▶ _Set problem_: Leaving out the pictures, retype all the material exactly.

### Entries provided ###

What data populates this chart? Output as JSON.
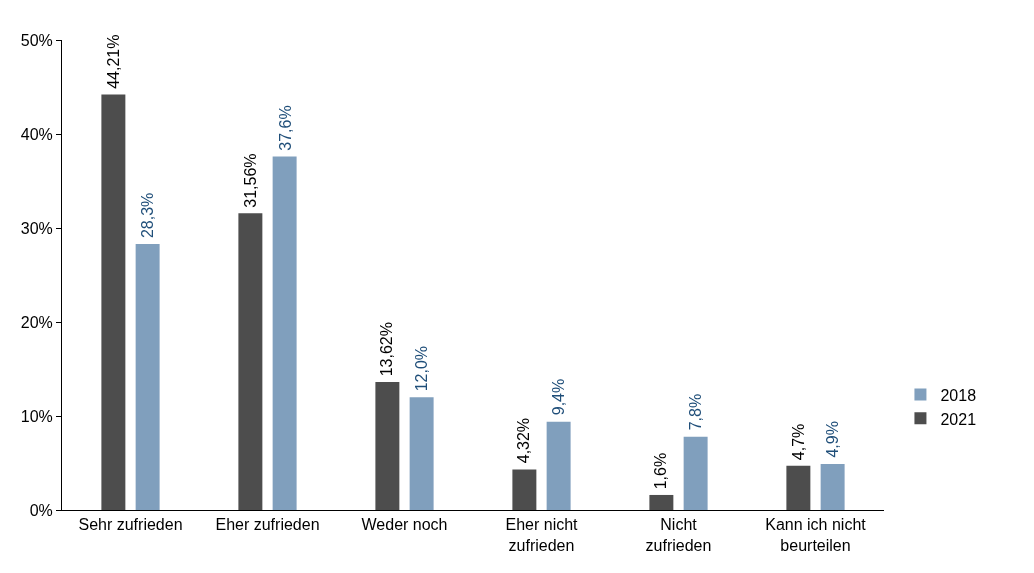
{
  "chart_data": {
    "type": "bar",
    "categories": [
      "Sehr zufrieden",
      "Eher zufrieden",
      "Weder noch",
      "Eher nicht zufrieden",
      "Nicht zufrieden",
      "Kann ich nicht beurteilen"
    ],
    "series": [
      {
        "name": "2021",
        "color": "#4d4d4d",
        "values": [
          44.21,
          31.56,
          13.62,
          4.32,
          1.6,
          4.7
        ],
        "value_labels": [
          "44,21%",
          "31,56%",
          "13,62%",
          "4,32%",
          "1,6%",
          "4,7%"
        ]
      },
      {
        "name": "2018",
        "color": "#809fbd",
        "values": [
          28.3,
          37.6,
          12.0,
          9.4,
          7.8,
          4.9
        ],
        "value_labels": [
          "28,3%",
          "37,6%",
          "12,0%",
          "9,4%",
          "7,8%",
          "4,9%"
        ]
      }
    ],
    "ylim": [
      0,
      50
    ],
    "yticks": [
      {
        "value": 0,
        "label": "0%"
      },
      {
        "value": 10,
        "label": "10%"
      },
      {
        "value": 20,
        "label": "20%"
      },
      {
        "value": 30,
        "label": "30%"
      },
      {
        "value": 40,
        "label": "40%"
      },
      {
        "value": 50,
        "label": "50%"
      }
    ],
    "grid": false,
    "legend": "right"
  }
}
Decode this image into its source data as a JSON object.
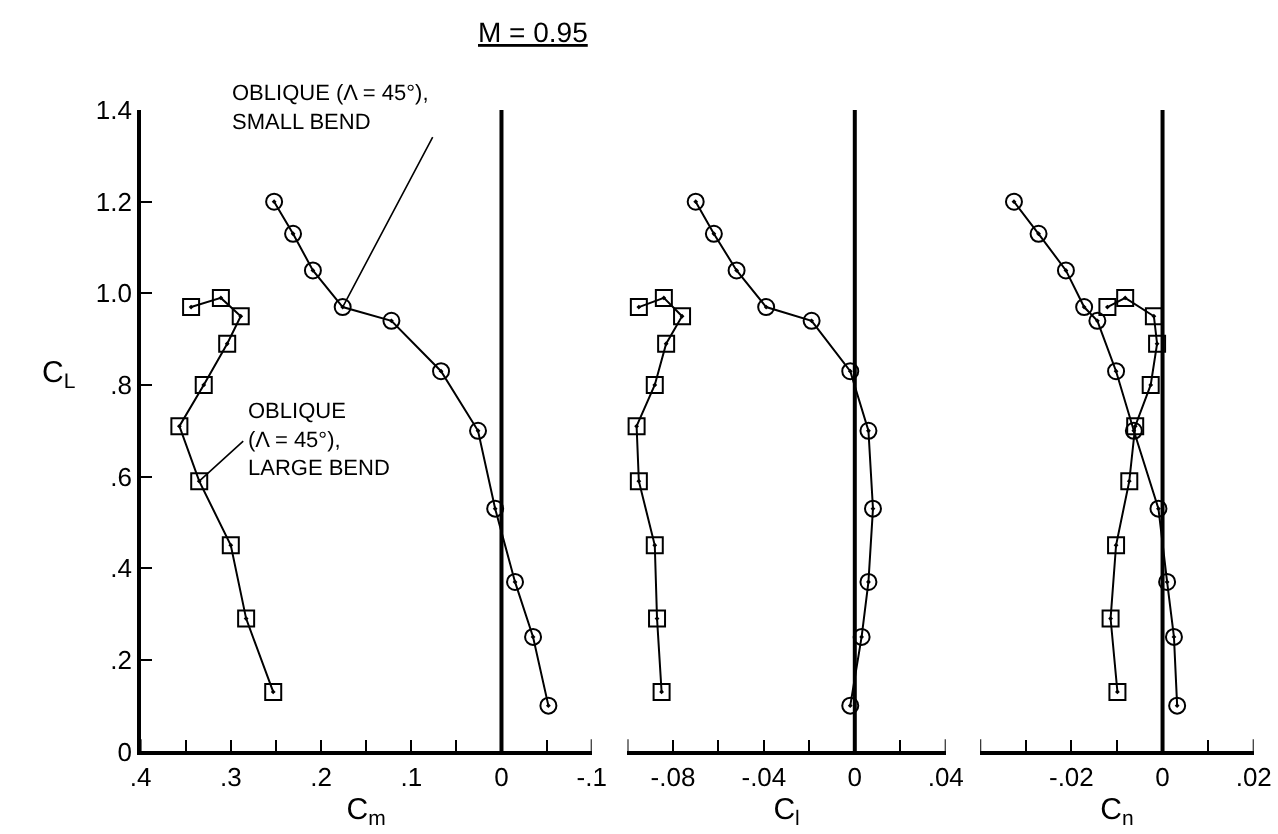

###

▶ _Correct answer_:
What data populates this chart? Output as JSON.
{
  "chart_data": {
    "type": "bar",
    "categories": [
      "Sehr zufrieden",
      "Eher zufrieden",
      "Weder noch",
      "Eher nicht zufrieden",
      "Nicht zufrieden",
      "Kann ich nicht beurteilen"
    ],
    "series": [
      {
        "name": "2021",
        "color": "#4d4d4d",
        "values": [
          44.21,
          31.56,
          13.62,
          4.32,
          1.6,
          4.7
        ],
        "value_labels": [
          "44,21%",
          "31,56%",
          "13,62%",
          "4,32%",
          "1,6%",
          "4,7%"
        ]
      },
      {
        "name": "2018",
        "color": "#809fbd",
        "values": [
          28.3,
          37.6,
          12.0,
          9.4,
          7.8,
          4.9
        ],
        "value_labels": [
          "28,3%",
          "37,6%",
          "12,0%",
          "9,4%",
          "7,8%",
          "4,9%"
        ]
      }
    ],
    "ylim": [
      0,
      50
    ],
    "yticks": [
      {
        "value": 0,
        "label": "0%"
      },
      {
        "value": 10,
        "label": "10%"
      },
      {
        "value": 20,
        "label": "20%"
      },
      {
        "value": 30,
        "label": "30%"
      },
      {
        "value": 40,
        "label": "40%"
      },
      {
        "value": 50,
        "label": "50%"
      }
    ],
    "grid": false,
    "legend": "right"
  }
}
Decode this image into its source data as a JSON object.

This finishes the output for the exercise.